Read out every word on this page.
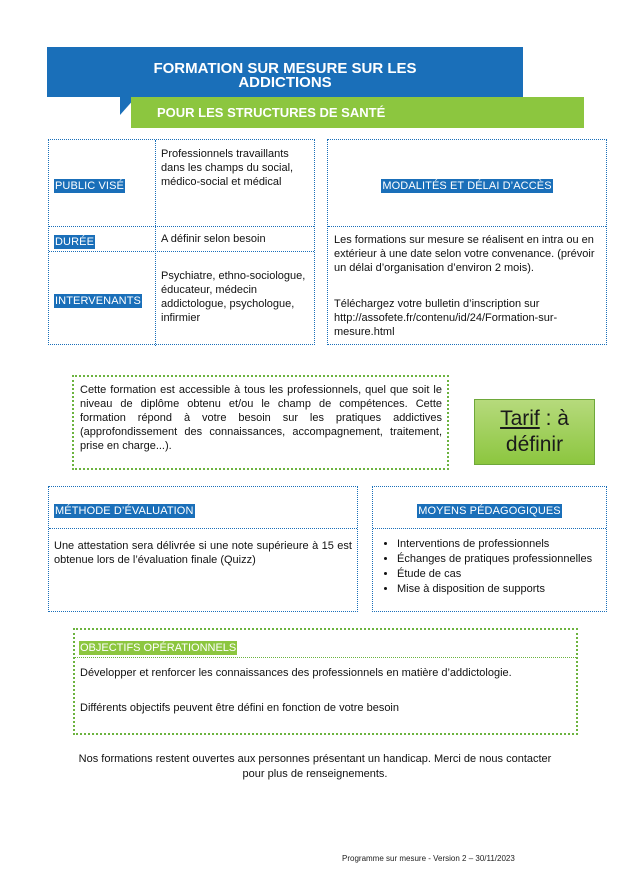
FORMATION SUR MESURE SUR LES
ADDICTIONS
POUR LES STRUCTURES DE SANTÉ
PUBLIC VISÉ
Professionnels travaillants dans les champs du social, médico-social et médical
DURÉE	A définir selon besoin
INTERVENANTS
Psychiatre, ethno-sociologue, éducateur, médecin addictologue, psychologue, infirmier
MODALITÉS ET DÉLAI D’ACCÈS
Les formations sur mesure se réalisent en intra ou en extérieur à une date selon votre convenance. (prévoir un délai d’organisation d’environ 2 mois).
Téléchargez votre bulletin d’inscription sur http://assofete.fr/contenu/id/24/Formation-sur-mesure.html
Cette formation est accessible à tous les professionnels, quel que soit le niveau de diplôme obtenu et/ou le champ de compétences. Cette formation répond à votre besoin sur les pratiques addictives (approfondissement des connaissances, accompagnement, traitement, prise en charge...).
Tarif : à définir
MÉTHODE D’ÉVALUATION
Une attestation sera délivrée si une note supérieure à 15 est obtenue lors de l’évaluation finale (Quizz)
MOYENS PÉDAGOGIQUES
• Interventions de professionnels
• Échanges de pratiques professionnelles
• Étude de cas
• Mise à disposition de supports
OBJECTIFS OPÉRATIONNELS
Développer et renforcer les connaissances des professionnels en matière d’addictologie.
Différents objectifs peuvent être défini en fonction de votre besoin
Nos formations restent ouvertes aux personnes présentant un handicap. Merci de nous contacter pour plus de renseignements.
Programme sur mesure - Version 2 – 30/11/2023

○ ○ ○ ○ ○ ○ ○

§ TO DO: For each line of the entries that includes "formations", show that line.

§ WORKED SOLUTION:
Les formations sur mesure se réalisent en intra ou en extérieur à une date selon votre convenance. (prévoir un délai d’organisation d’environ 2 mois).
Nos formations restent ouvertes aux personnes présentant un handicap. Merci de nous contacter pour plus de renseignements.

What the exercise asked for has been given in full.